What is expected: All the data below goes into the copy word for word, but the pictures don't.
_ _ _ _ _ _ _
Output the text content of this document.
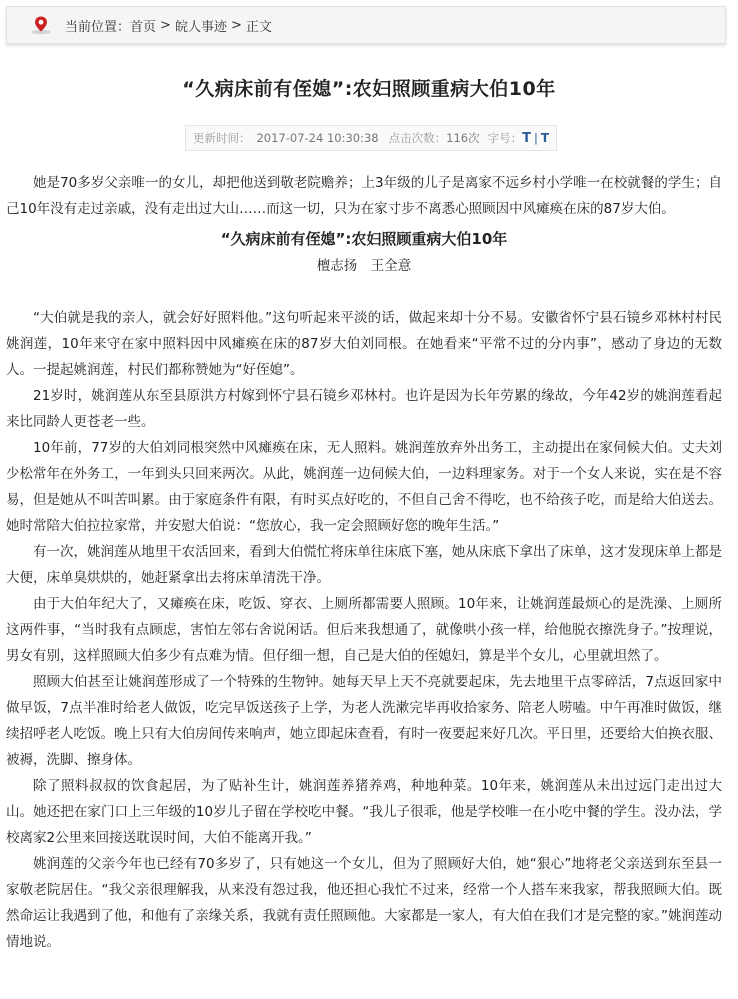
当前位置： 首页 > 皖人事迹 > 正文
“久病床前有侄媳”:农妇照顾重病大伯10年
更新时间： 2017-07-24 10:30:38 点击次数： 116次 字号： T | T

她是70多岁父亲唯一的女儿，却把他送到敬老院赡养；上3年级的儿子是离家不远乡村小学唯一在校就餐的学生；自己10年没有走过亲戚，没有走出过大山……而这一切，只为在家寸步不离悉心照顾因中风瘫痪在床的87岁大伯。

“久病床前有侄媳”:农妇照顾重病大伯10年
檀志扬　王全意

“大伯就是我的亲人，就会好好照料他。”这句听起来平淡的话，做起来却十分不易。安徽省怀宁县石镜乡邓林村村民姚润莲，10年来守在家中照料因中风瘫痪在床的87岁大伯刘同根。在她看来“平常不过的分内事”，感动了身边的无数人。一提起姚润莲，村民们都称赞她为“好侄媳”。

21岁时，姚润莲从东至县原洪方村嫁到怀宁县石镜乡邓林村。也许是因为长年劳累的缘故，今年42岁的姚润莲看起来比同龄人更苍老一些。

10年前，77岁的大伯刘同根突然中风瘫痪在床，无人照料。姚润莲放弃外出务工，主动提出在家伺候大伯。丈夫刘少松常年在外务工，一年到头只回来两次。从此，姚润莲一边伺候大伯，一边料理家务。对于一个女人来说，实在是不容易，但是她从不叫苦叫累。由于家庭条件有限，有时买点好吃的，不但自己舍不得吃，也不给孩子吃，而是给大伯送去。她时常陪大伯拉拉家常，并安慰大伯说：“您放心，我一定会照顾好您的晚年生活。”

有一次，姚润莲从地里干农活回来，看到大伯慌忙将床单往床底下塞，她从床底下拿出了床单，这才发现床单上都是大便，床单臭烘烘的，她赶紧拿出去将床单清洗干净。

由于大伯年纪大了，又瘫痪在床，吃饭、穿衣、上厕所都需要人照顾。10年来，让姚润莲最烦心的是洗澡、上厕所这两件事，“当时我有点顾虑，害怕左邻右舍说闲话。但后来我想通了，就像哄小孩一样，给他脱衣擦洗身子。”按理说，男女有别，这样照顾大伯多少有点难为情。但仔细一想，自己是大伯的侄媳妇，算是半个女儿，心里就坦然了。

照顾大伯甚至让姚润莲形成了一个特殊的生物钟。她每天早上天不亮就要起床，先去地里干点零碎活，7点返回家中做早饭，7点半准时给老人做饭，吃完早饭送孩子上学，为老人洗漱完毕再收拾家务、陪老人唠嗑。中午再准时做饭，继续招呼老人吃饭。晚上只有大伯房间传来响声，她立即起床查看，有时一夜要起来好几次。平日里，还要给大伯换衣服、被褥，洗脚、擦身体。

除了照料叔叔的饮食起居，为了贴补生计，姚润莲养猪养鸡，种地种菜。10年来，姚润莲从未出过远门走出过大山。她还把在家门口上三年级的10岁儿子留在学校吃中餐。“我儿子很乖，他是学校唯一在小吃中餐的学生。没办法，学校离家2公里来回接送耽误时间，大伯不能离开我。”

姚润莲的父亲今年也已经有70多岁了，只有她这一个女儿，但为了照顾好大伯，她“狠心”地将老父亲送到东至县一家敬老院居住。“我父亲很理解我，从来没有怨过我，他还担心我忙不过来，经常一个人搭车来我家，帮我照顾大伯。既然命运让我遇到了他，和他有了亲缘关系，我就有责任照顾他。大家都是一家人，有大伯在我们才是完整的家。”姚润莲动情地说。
_ _ _ _ _ _ _
Result of this task:
Output the text content of this document.
当前位置： 首页 > 皖人事迹 > 正文
“久病床前有侄媳”:农妇照顾重病大伯10年
更新时间： 2017-07-24 10:30:38 点击次数： 116次 字号： T | T

她是70多岁父亲唯一的女儿，却把他送到敬老院赡养；上3年级的儿子是离家不远乡村小学唯一在校就餐的学生；自己10年没有走过亲戚，没有走出过大山……而这一切，只为在家寸步不离悉心照顾因中风瘫痪在床的87岁大伯。

“久病床前有侄媳”:农妇照顾重病大伯10年
檀志扬　王全意

“大伯就是我的亲人，就会好好照料他。”这句听起来平淡的话，做起来却十分不易。安徽省怀宁县石镜乡邓林村村民姚润莲，10年来守在家中照料因中风瘫痪在床的87岁大伯刘同根。在她看来“平常不过的分内事”，感动了身边的无数人。一提起姚润莲，村民们都称赞她为“好侄媳”。

21岁时，姚润莲从东至县原洪方村嫁到怀宁县石镜乡邓林村。也许是因为长年劳累的缘故，今年42岁的姚润莲看起来比同龄人更苍老一些。

10年前，77岁的大伯刘同根突然中风瘫痪在床，无人照料。姚润莲放弃外出务工，主动提出在家伺候大伯。丈夫刘少松常年在外务工，一年到头只回来两次。从此，姚润莲一边伺候大伯，一边料理家务。对于一个女人来说，实在是不容易，但是她从不叫苦叫累。由于家庭条件有限，有时买点好吃的，不但自己舍不得吃，也不给孩子吃，而是给大伯送去。她时常陪大伯拉拉家常，并安慰大伯说：“您放心，我一定会照顾好您的晚年生活。”

有一次，姚润莲从地里干农活回来，看到大伯慌忙将床单往床底下塞，她从床底下拿出了床单，这才发现床单上都是大便，床单臭烘烘的，她赶紧拿出去将床单清洗干净。

由于大伯年纪大了，又瘫痪在床，吃饭、穿衣、上厕所都需要人照顾。10年来，让姚润莲最烦心的是洗澡、上厕所这两件事，“当时我有点顾虑，害怕左邻右舍说闲话。但后来我想通了，就像哄小孩一样，给他脱衣擦洗身子。”按理说，男女有别，这样照顾大伯多少有点难为情。但仔细一想，自己是大伯的侄媳妇，算是半个女儿，心里就坦然了。

照顾大伯甚至让姚润莲形成了一个特殊的生物钟。她每天早上天不亮就要起床，先去地里干点零碎活，7点返回家中做早饭，7点半准时给老人做饭，吃完早饭送孩子上学，为老人洗漱完毕再收拾家务、陪老人唠嗑。中午再准时做饭，继续招呼老人吃饭。晚上只有大伯房间传来响声，她立即起床查看，有时一夜要起来好几次。平日里，还要给大伯换衣服、被褥，洗脚、擦身体。

除了照料叔叔的饮食起居，为了贴补生计，姚润莲养猪养鸡，种地种菜。10年来，姚润莲从未出过远门走出过大山。她还把在家门口上三年级的10岁儿子留在学校吃中餐。“我儿子很乖，他是学校唯一在小吃中餐的学生。没办法，学校离家2公里来回接送耽误时间，大伯不能离开我。”

姚润莲的父亲今年也已经有70多岁了，只有她这一个女儿，但为了照顾好大伯，她“狠心”地将老父亲送到东至县一家敬老院居住。“我父亲很理解我，从来没有怨过我，他还担心我忙不过来，经常一个人搭车来我家，帮我照顾大伯。既然命运让我遇到了他，和他有了亲缘关系，我就有责任照顾他。大家都是一家人，有大伯在我们才是完整的家。”姚润莲动情地说。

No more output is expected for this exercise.